Collected data

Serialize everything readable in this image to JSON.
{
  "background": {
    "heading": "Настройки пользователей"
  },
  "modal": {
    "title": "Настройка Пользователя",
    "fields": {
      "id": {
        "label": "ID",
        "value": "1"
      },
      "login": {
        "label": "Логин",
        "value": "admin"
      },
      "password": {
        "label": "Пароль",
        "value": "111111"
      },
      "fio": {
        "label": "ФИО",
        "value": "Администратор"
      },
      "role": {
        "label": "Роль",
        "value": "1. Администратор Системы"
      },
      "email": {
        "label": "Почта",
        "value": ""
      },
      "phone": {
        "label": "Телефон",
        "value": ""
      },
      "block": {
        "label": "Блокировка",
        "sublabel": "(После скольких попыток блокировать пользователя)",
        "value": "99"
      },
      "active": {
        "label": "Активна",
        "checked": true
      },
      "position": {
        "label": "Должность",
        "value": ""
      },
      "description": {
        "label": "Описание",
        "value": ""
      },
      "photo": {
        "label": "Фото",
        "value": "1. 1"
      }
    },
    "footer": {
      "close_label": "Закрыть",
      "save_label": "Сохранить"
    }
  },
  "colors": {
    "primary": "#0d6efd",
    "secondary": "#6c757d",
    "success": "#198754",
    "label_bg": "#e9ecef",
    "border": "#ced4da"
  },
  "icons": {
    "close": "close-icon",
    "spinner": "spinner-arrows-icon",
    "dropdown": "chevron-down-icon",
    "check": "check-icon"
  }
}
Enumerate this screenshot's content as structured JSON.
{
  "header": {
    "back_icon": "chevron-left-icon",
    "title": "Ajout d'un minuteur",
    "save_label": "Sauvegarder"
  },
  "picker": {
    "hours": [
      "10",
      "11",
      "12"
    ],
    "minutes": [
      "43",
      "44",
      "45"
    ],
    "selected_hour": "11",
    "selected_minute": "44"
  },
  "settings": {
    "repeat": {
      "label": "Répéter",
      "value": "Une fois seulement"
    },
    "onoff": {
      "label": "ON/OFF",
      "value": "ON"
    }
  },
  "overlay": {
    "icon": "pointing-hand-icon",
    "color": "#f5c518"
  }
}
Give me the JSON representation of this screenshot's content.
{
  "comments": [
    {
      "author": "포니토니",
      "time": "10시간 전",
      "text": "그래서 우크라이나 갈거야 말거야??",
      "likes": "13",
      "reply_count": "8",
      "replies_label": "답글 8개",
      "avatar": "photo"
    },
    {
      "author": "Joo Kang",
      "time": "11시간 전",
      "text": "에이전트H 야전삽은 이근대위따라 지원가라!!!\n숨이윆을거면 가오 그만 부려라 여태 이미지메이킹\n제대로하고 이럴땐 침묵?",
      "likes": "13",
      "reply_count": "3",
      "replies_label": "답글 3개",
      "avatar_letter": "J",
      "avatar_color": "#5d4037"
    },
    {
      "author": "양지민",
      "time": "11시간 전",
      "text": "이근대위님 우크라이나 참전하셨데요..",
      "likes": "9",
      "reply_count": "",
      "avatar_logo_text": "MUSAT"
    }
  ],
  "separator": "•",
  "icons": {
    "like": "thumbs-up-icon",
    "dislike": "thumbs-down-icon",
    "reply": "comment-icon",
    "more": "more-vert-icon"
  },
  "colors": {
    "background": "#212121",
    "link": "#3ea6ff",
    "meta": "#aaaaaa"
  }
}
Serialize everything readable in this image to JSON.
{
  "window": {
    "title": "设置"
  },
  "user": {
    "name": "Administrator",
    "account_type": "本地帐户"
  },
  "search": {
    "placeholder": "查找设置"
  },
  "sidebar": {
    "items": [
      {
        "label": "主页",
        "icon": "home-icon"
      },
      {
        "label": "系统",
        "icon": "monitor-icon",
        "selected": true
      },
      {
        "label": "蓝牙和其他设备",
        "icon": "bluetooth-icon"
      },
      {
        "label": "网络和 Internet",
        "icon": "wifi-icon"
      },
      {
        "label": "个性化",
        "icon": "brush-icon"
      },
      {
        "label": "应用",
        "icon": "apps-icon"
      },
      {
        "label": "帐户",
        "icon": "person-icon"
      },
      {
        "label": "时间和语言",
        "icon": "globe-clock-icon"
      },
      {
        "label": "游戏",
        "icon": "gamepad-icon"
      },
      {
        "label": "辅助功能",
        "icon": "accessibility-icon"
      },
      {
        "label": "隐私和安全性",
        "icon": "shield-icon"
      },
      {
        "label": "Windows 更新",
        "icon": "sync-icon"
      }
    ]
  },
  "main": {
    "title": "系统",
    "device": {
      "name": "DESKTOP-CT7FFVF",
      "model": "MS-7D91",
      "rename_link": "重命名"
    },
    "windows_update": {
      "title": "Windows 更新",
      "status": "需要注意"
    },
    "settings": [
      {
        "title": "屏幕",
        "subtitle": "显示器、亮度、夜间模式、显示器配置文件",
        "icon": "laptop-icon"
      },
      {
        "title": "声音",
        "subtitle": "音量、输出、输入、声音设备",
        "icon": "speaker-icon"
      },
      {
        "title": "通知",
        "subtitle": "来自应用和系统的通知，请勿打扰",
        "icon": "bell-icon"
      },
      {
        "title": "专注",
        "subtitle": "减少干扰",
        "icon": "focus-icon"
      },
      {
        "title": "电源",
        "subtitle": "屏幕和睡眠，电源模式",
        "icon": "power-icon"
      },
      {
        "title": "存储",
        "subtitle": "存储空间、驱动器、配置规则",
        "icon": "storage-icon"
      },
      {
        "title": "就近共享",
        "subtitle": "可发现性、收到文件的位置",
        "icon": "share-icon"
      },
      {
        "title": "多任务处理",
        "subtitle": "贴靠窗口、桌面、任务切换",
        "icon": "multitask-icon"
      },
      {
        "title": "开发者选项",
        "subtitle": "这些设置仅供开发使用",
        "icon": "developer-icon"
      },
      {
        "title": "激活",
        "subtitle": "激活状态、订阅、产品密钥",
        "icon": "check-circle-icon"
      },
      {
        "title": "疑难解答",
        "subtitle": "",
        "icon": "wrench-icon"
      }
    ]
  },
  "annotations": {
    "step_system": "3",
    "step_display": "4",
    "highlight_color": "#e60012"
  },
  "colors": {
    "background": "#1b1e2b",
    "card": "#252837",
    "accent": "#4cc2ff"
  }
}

▸ **SET EXERCISE**
Copy out all of the records shown above exactly.

▸ **EXERCISE SOLUTION**
Serialize everything readable in this image to JSON.
{
  "background": {
    "heading": "Настройки пользователей"
  },
  "modal": {
    "title": "Настройка Пользователя",
    "fields": {
      "id": {
        "label": "ID",
        "value": "1"
      },
      "login": {
        "label": "Логин",
        "value": "admin"
      },
      "password": {
        "label": "Пароль",
        "value": "111111"
      },
      "fio": {
        "label": "ФИО",
        "value": "Администратор"
      },
      "role": {
        "label": "Роль",
        "value": "1. Администратор Системы"
      },
      "email": {
        "label": "Почта",
        "value": ""
      },
      "phone": {
        "label": "Телефон",
        "value": ""
      },
      "block": {
        "label": "Блокировка",
        "sublabel": "(После скольких попыток блокировать пользователя)",
        "value": "99"
      },
      "active": {
        "label": "Активна",
        "checked": true
      },
      "position": {
        "label": "Должность",
        "value": ""
      },
      "description": {
        "label": "Описание",
        "value": ""
      },
      "photo": {
        "label": "Фото",
        "value": "1. 1"
      }
    },
    "footer": {
      "close_label": "Закрыть",
      "save_label": "Сохранить"
    }
  },
  "colors": {
    "primary": "#0d6efd",
    "secondary": "#6c757d",
    "success": "#198754",
    "label_bg": "#e9ecef",
    "border": "#ced4da"
  },
  "icons": {
    "close": "close-icon",
    "spinner": "spinner-arrows-icon",
    "dropdown": "chevron-down-icon",
    "check": "check-icon"
  }
}
Enumerate this screenshot's content as structured JSON.
{
  "header": {
    "back_icon": "chevron-left-icon",
    "title": "Ajout d'un minuteur",
    "save_label": "Sauvegarder"
  },
  "picker": {
    "hours": [
      "10",
      "11",
      "12"
    ],
    "minutes": [
      "43",
      "44",
      "45"
    ],
    "selected_hour": "11",
    "selected_minute": "44"
  },
  "settings": {
    "repeat": {
      "label": "Répéter",
      "value": "Une fois seulement"
    },
    "onoff": {
      "label": "ON/OFF",
      "value": "ON"
    }
  },
  "overlay": {
    "icon": "pointing-hand-icon",
    "color": "#f5c518"
  }
}
Give me the JSON representation of this screenshot's content.
{
  "comments": [
    {
      "author": "포니토니",
      "time": "10시간 전",
      "text": "그래서 우크라이나 갈거야 말거야??",
      "likes": "13",
      "reply_count": "8",
      "replies_label": "답글 8개",
      "avatar": "photo"
    },
    {
      "author": "Joo Kang",
      "time": "11시간 전",
      "text": "에이전트H 야전삽은 이근대위따라 지원가라!!!\n숨이윆을거면 가오 그만 부려라 여태 이미지메이킹\n제대로하고 이럴땐 침묵?",
      "likes": "13",
      "reply_count": "3",
      "replies_label": "답글 3개",
      "avatar_letter": "J",
      "avatar_color": "#5d4037"
    },
    {
      "author": "양지민",
      "time": "11시간 전",
      "text": "이근대위님 우크라이나 참전하셨데요..",
      "likes": "9",
      "reply_count": "",
      "avatar_logo_text": "MUSAT"
    }
  ],
  "separator": "•",
  "icons": {
    "like": "thumbs-up-icon",
    "dislike": "thumbs-down-icon",
    "reply": "comment-icon",
    "more": "more-vert-icon"
  },
  "colors": {
    "background": "#212121",
    "link": "#3ea6ff",
    "meta": "#aaaaaa"
  }
}
Serialize everything readable in this image to JSON.
{
  "window": {
    "title": "设置"
  },
  "user": {
    "name": "Administrator",
    "account_type": "本地帐户"
  },
  "search": {
    "placeholder": "查找设置"
  },
  "sidebar": {
    "items": [
      {
        "label": "主页",
        "icon": "home-icon"
      },
      {
        "label": "系统",
        "icon": "monitor-icon",
        "selected": true
      },
      {
        "label": "蓝牙和其他设备",
        "icon": "bluetooth-icon"
      },
      {
        "label": "网络和 Internet",
        "icon": "wifi-icon"
      },
      {
        "label": "个性化",
        "icon": "brush-icon"
      },
      {
        "label": "应用",
        "icon": "apps-icon"
      },
      {
        "label": "帐户",
        "icon": "person-icon"
      },
      {
        "label": "时间和语言",
        "icon": "globe-clock-icon"
      },
      {
        "label": "游戏",
        "icon": "gamepad-icon"
      },
      {
        "label": "辅助功能",
        "icon": "accessibility-icon"
      },
      {
        "label": "隐私和安全性",
        "icon": "shield-icon"
      },
      {
        "label": "Windows 更新",
        "icon": "sync-icon"
      }
    ]
  },
  "main": {
    "title": "系统",
    "device": {
      "name": "DESKTOP-CT7FFVF",
      "model": "MS-7D91",
      "rename_link": "重命名"
    },
    "windows_update": {
      "title": "Windows 更新",
      "status": "需要注意"
    },
    "settings": [
      {
        "title": "屏幕",
        "subtitle": "显示器、亮度、夜间模式、显示器配置文件",
        "icon": "laptop-icon"
      },
      {
        "title": "声音",
        "subtitle": "音量、输出、输入、声音设备",
        "icon": "speaker-icon"
      },
      {
        "title": "通知",
        "subtitle": "来自应用和系统的通知，请勿打扰",
        "icon": "bell-icon"
      },
      {
        "title": "专注",
        "subtitle": "减少干扰",
        "icon": "focus-icon"
      },
      {
        "title": "电源",
        "subtitle": "屏幕和睡眠，电源模式",
        "icon": "power-icon"
      },
      {
        "title": "存储",
        "subtitle": "存储空间、驱动器、配置规则",
        "icon": "storage-icon"
      },
      {
        "title": "就近共享",
        "subtitle": "可发现性、收到文件的位置",
        "icon": "share-icon"
      },
      {
        "title": "多任务处理",
        "subtitle": "贴靠窗口、桌面、任务切换",
        "icon": "multitask-icon"
      },
      {
        "title": "开发者选项",
        "subtitle": "这些设置仅供开发使用",
        "icon": "developer-icon"
      },
      {
        "title": "激活",
        "subtitle": "激活状态、订阅、产品密钥",
        "icon": "check-circle-icon"
      },
      {
        "title": "疑难解答",
        "subtitle": "",
        "icon": "wrench-icon"
      }
    ]
  },
  "annotations": {
    "step_system": "3",
    "step_display": "4",
    "highlight_color": "#e60012"
  },
  "colors": {
    "background": "#1b1e2b",
    "card": "#252837",
    "accent": "#4cc2ff"
  }
}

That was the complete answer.